[BEGIN Entries supplied]

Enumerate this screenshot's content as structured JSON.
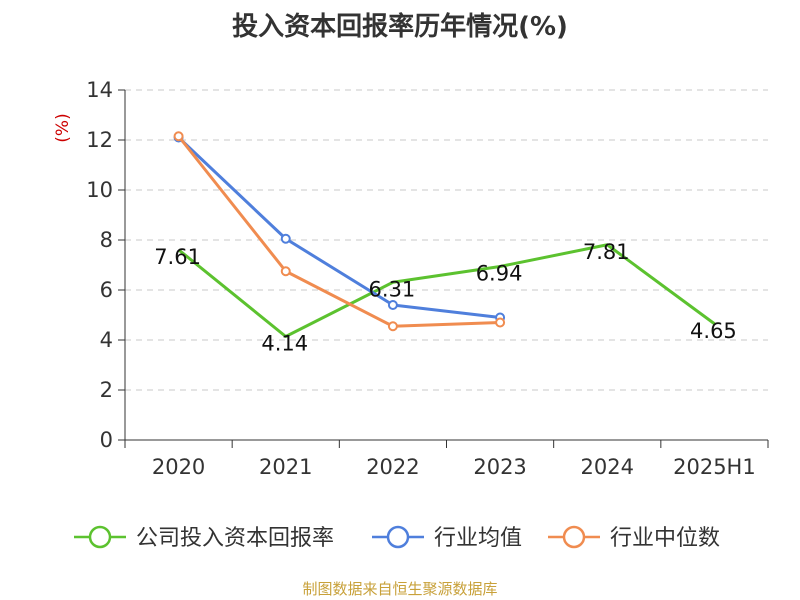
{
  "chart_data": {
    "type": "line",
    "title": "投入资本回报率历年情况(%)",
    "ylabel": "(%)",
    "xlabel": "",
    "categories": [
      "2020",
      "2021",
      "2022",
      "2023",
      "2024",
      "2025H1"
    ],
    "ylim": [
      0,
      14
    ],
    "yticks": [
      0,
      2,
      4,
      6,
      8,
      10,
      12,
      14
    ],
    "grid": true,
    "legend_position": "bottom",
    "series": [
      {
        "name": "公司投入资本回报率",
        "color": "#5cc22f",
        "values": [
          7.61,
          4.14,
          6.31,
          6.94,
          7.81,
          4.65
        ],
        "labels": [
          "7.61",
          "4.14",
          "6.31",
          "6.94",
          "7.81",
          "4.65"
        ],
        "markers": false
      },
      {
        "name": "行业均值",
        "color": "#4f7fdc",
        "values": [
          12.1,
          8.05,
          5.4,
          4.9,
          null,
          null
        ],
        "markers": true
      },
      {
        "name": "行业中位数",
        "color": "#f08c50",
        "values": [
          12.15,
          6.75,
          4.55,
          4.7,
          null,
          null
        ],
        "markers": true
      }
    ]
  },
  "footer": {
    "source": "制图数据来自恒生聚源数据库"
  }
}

[END Entries supplied]

◆ **Aim**
In the copy, include no pictures; restate the listing above exactly.

◆ **Exercise result**
Enumerate this screenshot's content as structured JSON.
{
  "chart_data": {
    "type": "line",
    "title": "投入资本回报率历年情况(%)",
    "ylabel": "(%)",
    "xlabel": "",
    "categories": [
      "2020",
      "2021",
      "2022",
      "2023",
      "2024",
      "2025H1"
    ],
    "ylim": [
      0,
      14
    ],
    "yticks": [
      0,
      2,
      4,
      6,
      8,
      10,
      12,
      14
    ],
    "grid": true,
    "legend_position": "bottom",
    "series": [
      {
        "name": "公司投入资本回报率",
        "color": "#5cc22f",
        "values": [
          7.61,
          4.14,
          6.31,
          6.94,
          7.81,
          4.65
        ],
        "labels": [
          "7.61",
          "4.14",
          "6.31",
          "6.94",
          "7.81",
          "4.65"
        ],
        "markers": false
      },
      {
        "name": "行业均值",
        "color": "#4f7fdc",
        "values": [
          12.1,
          8.05,
          5.4,
          4.9,
          null,
          null
        ],
        "markers": true
      },
      {
        "name": "行业中位数",
        "color": "#f08c50",
        "values": [
          12.15,
          6.75,
          4.55,
          4.7,
          null,
          null
        ],
        "markers": true
      }
    ]
  },
  "footer": {
    "source": "制图数据来自恒生聚源数据库"
  }
}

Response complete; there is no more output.